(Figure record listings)
··········

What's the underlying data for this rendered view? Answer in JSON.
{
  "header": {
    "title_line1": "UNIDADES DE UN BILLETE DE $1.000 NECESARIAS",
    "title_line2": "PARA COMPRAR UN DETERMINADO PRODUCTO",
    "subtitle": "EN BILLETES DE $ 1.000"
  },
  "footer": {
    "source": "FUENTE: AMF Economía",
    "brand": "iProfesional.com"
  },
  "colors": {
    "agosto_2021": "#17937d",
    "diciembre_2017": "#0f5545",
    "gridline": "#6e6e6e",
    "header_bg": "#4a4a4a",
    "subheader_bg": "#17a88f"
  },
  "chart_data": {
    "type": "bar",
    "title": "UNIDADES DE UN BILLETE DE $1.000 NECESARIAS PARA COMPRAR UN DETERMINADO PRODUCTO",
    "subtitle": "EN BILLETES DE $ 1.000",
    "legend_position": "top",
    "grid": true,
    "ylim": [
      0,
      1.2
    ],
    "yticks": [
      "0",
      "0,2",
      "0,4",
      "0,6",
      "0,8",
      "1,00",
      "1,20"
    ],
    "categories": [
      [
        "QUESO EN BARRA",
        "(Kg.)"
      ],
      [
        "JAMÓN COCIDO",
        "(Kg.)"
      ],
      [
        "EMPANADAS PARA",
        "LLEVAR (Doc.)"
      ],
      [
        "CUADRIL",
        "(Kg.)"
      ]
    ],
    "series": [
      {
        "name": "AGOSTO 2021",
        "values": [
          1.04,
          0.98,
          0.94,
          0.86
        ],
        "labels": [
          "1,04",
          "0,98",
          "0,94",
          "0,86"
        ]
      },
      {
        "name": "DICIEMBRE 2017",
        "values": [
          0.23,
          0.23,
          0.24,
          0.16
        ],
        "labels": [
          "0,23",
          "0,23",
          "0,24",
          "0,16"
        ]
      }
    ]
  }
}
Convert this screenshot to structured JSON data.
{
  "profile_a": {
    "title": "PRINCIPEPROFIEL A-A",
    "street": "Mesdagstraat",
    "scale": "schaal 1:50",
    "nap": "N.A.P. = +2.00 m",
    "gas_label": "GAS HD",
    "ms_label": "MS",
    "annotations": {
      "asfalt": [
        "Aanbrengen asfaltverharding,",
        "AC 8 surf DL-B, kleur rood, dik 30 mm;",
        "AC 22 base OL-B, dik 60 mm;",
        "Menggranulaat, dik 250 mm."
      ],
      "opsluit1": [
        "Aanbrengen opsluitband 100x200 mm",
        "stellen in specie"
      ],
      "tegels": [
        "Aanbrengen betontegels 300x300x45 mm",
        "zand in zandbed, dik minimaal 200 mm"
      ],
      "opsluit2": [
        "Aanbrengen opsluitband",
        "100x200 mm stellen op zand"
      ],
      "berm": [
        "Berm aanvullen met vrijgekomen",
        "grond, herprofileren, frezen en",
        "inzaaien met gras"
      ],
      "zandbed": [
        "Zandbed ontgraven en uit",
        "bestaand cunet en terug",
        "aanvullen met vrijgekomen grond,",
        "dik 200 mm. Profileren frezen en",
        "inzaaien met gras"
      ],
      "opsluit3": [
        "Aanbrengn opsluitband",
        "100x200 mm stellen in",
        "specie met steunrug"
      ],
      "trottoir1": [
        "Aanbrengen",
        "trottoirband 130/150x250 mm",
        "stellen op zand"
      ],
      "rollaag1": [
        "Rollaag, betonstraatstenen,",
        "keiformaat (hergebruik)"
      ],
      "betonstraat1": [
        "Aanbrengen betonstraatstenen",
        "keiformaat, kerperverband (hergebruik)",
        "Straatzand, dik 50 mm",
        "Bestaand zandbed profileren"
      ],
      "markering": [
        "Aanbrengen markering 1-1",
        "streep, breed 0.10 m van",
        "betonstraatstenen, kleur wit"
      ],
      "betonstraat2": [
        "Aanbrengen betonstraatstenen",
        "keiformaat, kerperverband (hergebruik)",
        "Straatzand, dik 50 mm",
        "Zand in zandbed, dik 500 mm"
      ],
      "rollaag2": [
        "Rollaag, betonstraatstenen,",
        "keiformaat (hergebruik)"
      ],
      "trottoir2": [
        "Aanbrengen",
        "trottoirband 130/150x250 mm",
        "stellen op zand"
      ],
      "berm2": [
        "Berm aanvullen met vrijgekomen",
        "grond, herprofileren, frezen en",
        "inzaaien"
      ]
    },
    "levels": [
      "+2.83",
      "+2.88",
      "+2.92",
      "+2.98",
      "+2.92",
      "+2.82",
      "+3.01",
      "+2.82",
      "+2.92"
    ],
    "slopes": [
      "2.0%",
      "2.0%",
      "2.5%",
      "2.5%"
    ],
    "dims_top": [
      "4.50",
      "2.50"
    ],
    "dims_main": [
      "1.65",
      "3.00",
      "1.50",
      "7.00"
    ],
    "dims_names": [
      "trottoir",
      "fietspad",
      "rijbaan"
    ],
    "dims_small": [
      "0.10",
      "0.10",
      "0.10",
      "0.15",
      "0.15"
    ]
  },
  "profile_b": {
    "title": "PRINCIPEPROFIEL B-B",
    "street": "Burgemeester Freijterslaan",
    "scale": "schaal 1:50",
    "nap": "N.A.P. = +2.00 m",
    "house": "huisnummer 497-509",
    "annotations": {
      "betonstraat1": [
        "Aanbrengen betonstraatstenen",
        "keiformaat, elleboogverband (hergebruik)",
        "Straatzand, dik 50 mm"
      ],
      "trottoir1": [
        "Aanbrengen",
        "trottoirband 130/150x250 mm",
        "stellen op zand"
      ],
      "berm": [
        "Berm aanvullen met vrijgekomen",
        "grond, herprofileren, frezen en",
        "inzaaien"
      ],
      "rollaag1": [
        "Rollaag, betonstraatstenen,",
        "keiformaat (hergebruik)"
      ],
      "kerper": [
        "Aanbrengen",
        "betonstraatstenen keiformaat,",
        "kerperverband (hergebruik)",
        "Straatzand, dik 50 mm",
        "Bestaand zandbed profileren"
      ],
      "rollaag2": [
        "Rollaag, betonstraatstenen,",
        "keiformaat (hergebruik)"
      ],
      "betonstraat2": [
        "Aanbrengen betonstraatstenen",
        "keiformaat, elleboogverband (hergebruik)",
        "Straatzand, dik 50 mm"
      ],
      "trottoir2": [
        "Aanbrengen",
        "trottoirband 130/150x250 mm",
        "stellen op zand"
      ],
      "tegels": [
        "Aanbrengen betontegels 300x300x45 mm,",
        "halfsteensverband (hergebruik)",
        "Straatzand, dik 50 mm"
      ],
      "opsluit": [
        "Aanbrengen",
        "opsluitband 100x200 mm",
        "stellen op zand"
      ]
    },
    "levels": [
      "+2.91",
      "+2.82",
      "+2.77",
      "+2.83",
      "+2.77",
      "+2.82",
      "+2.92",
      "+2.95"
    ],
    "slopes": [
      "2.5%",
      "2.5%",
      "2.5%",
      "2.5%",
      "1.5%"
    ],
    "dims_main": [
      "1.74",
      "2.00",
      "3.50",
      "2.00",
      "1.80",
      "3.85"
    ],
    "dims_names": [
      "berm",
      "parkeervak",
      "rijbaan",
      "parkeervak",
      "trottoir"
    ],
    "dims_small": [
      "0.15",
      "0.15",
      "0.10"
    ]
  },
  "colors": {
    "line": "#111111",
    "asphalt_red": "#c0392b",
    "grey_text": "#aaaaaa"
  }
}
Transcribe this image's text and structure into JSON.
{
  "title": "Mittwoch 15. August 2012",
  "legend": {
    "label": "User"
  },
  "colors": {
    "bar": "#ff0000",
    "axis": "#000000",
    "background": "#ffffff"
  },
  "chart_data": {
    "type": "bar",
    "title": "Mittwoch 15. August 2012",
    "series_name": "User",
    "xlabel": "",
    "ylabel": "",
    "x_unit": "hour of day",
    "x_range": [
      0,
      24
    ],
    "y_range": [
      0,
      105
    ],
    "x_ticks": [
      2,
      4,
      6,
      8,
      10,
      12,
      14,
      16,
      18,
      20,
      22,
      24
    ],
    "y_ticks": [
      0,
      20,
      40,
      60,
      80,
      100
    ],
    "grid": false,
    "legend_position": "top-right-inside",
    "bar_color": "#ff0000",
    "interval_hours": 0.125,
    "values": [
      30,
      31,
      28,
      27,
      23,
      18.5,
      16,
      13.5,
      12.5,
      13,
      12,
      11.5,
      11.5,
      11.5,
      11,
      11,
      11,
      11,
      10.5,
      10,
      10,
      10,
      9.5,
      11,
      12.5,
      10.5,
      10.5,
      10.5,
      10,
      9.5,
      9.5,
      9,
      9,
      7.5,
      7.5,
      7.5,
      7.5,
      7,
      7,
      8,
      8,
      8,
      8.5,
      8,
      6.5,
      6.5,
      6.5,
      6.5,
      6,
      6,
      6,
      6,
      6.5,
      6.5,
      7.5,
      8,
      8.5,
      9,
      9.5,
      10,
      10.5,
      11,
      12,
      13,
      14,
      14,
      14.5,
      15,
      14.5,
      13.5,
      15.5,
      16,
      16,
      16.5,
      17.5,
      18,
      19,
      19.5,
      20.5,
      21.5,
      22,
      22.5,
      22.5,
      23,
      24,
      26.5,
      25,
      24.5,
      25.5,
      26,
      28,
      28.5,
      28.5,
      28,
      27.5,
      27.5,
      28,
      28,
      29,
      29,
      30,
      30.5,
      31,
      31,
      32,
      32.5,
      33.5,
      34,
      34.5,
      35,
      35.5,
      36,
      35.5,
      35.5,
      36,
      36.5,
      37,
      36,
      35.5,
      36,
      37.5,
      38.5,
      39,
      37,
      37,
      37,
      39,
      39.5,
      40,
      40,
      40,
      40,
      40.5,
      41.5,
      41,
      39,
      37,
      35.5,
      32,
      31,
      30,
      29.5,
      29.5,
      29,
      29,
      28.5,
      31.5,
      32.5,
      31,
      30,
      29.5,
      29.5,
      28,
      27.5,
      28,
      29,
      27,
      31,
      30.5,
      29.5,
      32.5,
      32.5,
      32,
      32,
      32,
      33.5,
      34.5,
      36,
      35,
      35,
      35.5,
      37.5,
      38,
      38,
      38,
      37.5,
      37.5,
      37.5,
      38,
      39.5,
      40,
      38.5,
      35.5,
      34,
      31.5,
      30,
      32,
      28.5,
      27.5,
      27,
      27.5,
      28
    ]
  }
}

··········

### Work instructions
Extract lines where the string "NECESARIAS" occurs.

### Written answer
    "title_line1": "UNIDADES DE UN BILLETE DE $1.000 NECESARIAS",
    "title": "UNIDADES DE UN BILLETE DE $1.000 NECESARIAS PARA COMPRAR UN DETERMINADO PRODUCTO",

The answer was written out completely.